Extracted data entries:
- - -

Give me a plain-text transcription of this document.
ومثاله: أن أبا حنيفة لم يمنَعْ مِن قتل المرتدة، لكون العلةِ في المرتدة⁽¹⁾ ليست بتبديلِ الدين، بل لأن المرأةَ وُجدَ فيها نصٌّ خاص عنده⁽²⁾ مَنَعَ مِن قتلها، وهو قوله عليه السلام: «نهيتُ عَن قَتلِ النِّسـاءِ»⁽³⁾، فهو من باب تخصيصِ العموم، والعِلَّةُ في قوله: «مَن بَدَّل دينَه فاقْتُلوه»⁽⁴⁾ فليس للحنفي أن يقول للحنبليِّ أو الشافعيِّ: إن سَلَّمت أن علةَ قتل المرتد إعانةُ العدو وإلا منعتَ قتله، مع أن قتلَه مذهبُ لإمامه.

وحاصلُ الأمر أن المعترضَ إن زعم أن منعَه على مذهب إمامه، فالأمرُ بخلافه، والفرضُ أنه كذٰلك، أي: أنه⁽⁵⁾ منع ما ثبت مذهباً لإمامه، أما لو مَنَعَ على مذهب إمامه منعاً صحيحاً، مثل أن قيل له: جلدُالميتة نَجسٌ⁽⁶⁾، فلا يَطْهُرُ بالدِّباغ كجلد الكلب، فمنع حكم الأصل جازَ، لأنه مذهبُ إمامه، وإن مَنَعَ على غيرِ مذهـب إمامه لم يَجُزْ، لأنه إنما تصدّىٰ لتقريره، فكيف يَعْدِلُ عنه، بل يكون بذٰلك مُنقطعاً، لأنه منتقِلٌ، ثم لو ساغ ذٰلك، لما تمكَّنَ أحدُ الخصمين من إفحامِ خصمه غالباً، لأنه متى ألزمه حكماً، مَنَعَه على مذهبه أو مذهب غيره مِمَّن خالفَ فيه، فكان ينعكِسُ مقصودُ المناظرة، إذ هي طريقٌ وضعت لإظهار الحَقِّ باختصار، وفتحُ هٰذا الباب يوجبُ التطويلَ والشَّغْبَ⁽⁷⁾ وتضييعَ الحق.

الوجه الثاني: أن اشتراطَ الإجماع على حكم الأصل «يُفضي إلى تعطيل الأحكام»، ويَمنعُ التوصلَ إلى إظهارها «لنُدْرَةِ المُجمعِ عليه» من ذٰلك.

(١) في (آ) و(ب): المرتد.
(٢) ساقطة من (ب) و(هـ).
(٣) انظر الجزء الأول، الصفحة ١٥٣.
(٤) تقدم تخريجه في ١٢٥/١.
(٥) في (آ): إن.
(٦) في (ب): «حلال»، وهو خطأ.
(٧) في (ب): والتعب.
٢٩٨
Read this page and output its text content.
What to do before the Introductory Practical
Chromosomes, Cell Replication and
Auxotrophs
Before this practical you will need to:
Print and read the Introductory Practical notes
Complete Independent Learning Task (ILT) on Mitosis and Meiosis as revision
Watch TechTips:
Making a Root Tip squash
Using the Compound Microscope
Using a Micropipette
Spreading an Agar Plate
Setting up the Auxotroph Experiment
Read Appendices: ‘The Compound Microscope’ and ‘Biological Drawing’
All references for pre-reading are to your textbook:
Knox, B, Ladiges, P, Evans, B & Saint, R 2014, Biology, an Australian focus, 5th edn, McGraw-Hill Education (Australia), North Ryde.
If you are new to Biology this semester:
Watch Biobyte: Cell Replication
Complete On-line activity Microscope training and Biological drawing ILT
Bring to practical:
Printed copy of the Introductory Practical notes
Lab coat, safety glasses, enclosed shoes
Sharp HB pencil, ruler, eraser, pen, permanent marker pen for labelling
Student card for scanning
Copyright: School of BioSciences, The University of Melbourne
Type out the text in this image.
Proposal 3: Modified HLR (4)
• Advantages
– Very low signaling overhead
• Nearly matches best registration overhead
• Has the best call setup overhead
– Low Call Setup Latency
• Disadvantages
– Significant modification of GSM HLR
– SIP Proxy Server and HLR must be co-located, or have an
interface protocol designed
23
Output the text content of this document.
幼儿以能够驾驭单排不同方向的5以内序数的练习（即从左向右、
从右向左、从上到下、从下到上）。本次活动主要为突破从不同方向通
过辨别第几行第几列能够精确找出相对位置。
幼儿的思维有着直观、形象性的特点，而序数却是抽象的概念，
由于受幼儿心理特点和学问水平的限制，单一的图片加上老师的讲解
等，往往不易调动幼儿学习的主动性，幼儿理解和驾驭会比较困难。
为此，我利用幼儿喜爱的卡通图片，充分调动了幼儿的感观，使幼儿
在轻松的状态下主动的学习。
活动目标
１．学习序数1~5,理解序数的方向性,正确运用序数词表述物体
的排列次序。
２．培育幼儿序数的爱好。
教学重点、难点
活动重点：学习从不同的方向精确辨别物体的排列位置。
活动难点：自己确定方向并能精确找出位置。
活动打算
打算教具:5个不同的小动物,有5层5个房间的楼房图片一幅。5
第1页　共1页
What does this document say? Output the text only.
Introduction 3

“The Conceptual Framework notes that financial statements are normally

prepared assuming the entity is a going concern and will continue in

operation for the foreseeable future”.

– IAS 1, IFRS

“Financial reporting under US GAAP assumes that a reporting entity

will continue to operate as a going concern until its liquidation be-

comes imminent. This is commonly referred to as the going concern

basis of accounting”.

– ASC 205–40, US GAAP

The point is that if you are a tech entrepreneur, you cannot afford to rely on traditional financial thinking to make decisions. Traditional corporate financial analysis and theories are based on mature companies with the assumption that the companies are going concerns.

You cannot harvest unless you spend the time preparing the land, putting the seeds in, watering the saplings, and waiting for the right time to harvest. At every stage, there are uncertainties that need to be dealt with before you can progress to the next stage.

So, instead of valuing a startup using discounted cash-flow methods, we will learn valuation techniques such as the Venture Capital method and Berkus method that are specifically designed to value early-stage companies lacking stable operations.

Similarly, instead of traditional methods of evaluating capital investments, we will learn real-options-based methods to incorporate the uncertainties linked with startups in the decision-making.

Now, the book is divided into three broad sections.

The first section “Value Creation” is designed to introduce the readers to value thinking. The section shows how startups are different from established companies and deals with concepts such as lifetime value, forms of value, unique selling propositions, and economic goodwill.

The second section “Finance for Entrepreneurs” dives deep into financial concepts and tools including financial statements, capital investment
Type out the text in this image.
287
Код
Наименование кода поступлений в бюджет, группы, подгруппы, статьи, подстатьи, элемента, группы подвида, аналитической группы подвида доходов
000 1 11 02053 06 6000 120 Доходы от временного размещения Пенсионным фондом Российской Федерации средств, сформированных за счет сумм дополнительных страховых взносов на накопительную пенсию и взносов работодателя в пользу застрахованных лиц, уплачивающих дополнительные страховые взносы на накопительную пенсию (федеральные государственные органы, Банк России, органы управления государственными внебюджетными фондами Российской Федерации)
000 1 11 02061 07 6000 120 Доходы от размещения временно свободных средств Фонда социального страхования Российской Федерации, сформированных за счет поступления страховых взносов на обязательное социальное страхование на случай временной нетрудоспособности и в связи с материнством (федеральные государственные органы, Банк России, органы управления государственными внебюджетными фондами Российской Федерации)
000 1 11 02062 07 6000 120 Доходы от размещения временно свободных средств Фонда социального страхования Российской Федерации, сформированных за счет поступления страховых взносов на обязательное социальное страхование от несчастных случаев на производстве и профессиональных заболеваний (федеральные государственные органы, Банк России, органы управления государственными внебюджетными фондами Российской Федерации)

- - -

[What is expected] Go through the data and return every record exactly.

[Full response]
Give me a plain-text transcription of this document.
ومثاله: أن أبا حنيفة لم يمنَعْ مِن قتل المرتدة، لكون العلةِ في المرتدة⁽¹⁾ ليست بتبديلِ الدين، بل لأن المرأةَ وُجدَ فيها نصٌّ خاص عنده⁽²⁾ مَنَعَ مِن قتلها، وهو قوله عليه السلام: «نهيتُ عَن قَتلِ النِّسـاءِ»⁽³⁾، فهو من باب تخصيصِ العموم، والعِلَّةُ في قوله: «مَن بَدَّل دينَه فاقْتُلوه»⁽⁴⁾ فليس للحنفي أن يقول للحنبليِّ أو الشافعيِّ: إن سَلَّمت أن علةَ قتل المرتد إعانةُ العدو وإلا منعتَ قتله، مع أن قتلَه مذهبُ لإمامه.

وحاصلُ الأمر أن المعترضَ إن زعم أن منعَه على مذهب إمامه، فالأمرُ بخلافه، والفرضُ أنه كذٰلك، أي: أنه⁽⁵⁾ منع ما ثبت مذهباً لإمامه، أما لو مَنَعَ على مذهب إمامه منعاً صحيحاً، مثل أن قيل له: جلدُالميتة نَجسٌ⁽⁶⁾، فلا يَطْهُرُ بالدِّباغ كجلد الكلب، فمنع حكم الأصل جازَ، لأنه مذهبُ إمامه، وإن مَنَعَ على غيرِ مذهـب إمامه لم يَجُزْ، لأنه إنما تصدّىٰ لتقريره، فكيف يَعْدِلُ عنه، بل يكون بذٰلك مُنقطعاً، لأنه منتقِلٌ، ثم لو ساغ ذٰلك، لما تمكَّنَ أحدُ الخصمين من إفحامِ خصمه غالباً، لأنه متى ألزمه حكماً، مَنَعَه على مذهبه أو مذهب غيره مِمَّن خالفَ فيه، فكان ينعكِسُ مقصودُ المناظرة، إذ هي طريقٌ وضعت لإظهار الحَقِّ باختصار، وفتحُ هٰذا الباب يوجبُ التطويلَ والشَّغْبَ⁽⁷⁾ وتضييعَ الحق.

الوجه الثاني: أن اشتراطَ الإجماع على حكم الأصل «يُفضي إلى تعطيل الأحكام»، ويَمنعُ التوصلَ إلى إظهارها «لنُدْرَةِ المُجمعِ عليه» من ذٰلك.

(١) في (آ) و(ب): المرتد.
(٢) ساقطة من (ب) و(هـ).
(٣) انظر الجزء الأول، الصفحة ١٥٣.
(٤) تقدم تخريجه في ١٢٥/١.
(٥) في (آ): إن.
(٦) في (ب): «حلال»، وهو خطأ.
(٧) في (ب): والتعب.
٢٩٨
Read this page and output its text content.
What to do before the Introductory Practical
Chromosomes, Cell Replication and
Auxotrophs
Before this practical you will need to:
Print and read the Introductory Practical notes
Complete Independent Learning Task (ILT) on Mitosis and Meiosis as revision
Watch TechTips:
Making a Root Tip squash
Using the Compound Microscope
Using a Micropipette
Spreading an Agar Plate
Setting up the Auxotroph Experiment
Read Appendices: ‘The Compound Microscope’ and ‘Biological Drawing’
All references for pre-reading are to your textbook:
Knox, B, Ladiges, P, Evans, B & Saint, R 2014, Biology, an Australian focus, 5th edn, McGraw-Hill Education (Australia), North Ryde.
If you are new to Biology this semester:
Watch Biobyte: Cell Replication
Complete On-line activity Microscope training and Biological drawing ILT
Bring to practical:
Printed copy of the Introductory Practical notes
Lab coat, safety glasses, enclosed shoes
Sharp HB pencil, ruler, eraser, pen, permanent marker pen for labelling
Student card for scanning
Copyright: School of BioSciences, The University of Melbourne
Type out the text in this image.
Proposal 3: Modified HLR (4)
• Advantages
– Very low signaling overhead
• Nearly matches best registration overhead
• Has the best call setup overhead
– Low Call Setup Latency
• Disadvantages
– Significant modification of GSM HLR
– SIP Proxy Server and HLR must be co-located, or have an
interface protocol designed
23
Output the text content of this document.
幼儿以能够驾驭单排不同方向的5以内序数的练习（即从左向右、
从右向左、从上到下、从下到上）。本次活动主要为突破从不同方向通
过辨别第几行第几列能够精确找出相对位置。
幼儿的思维有着直观、形象性的特点，而序数却是抽象的概念，
由于受幼儿心理特点和学问水平的限制，单一的图片加上老师的讲解
等，往往不易调动幼儿学习的主动性，幼儿理解和驾驭会比较困难。
为此，我利用幼儿喜爱的卡通图片，充分调动了幼儿的感观，使幼儿
在轻松的状态下主动的学习。
活动目标
１．学习序数1~5,理解序数的方向性,正确运用序数词表述物体
的排列次序。
２．培育幼儿序数的爱好。
教学重点、难点
活动重点：学习从不同的方向精确辨别物体的排列位置。
活动难点：自己确定方向并能精确找出位置。
活动打算
打算教具:5个不同的小动物,有5层5个房间的楼房图片一幅。5
第1页　共1页
What does this document say? Output the text only.
Introduction 3

“The Conceptual Framework notes that financial statements are normally

prepared assuming the entity is a going concern and will continue in

operation for the foreseeable future”.

– IAS 1, IFRS

“Financial reporting under US GAAP assumes that a reporting entity

will continue to operate as a going concern until its liquidation be-

comes imminent. This is commonly referred to as the going concern

basis of accounting”.

– ASC 205–40, US GAAP

The point is that if you are a tech entrepreneur, you cannot afford to rely on traditional financial thinking to make decisions. Traditional corporate financial analysis and theories are based on mature companies with the assumption that the companies are going concerns.

You cannot harvest unless you spend the time preparing the land, putting the seeds in, watering the saplings, and waiting for the right time to harvest. At every stage, there are uncertainties that need to be dealt with before you can progress to the next stage.

So, instead of valuing a startup using discounted cash-flow methods, we will learn valuation techniques such as the Venture Capital method and Berkus method that are specifically designed to value early-stage companies lacking stable operations.

Similarly, instead of traditional methods of evaluating capital investments, we will learn real-options-based methods to incorporate the uncertainties linked with startups in the decision-making.

Now, the book is divided into three broad sections.

The first section “Value Creation” is designed to introduce the readers to value thinking. The section shows how startups are different from established companies and deals with concepts such as lifetime value, forms of value, unique selling propositions, and economic goodwill.

The second section “Finance for Entrepreneurs” dives deep into financial concepts and tools including financial statements, capital investment
Type out the text in this image.
287
Код
Наименование кода поступлений в бюджет, группы, подгруппы, статьи, подстатьи, элемента, группы подвида, аналитической группы подвида доходов
000 1 11 02053 06 6000 120 Доходы от временного размещения Пенсионным фондом Российской Федерации средств, сформированных за счет сумм дополнительных страховых взносов на накопительную пенсию и взносов работодателя в пользу застрахованных лиц, уплачивающих дополнительные страховые взносы на накопительную пенсию (федеральные государственные органы, Банк России, органы управления государственными внебюджетными фондами Российской Федерации)
000 1 11 02061 07 6000 120 Доходы от размещения временно свободных средств Фонда социального страхования Российской Федерации, сформированных за счет поступления страховых взносов на обязательное социальное страхование на случай временной нетрудоспособности и в связи с материнством (федеральные государственные органы, Банк России, органы управления государственными внебюджетными фондами Российской Федерации)
000 1 11 02062 07 6000 120 Доходы от размещения временно свободных средств Фонда социального страхования Российской Федерации, сформированных за счет поступления страховых взносов на обязательное социальное страхование от несчастных случаев на производстве и профессиональных заболеваний (федеральные государственные органы, Банк России, органы управления государственными внебюджетными фондами Российской Федерации)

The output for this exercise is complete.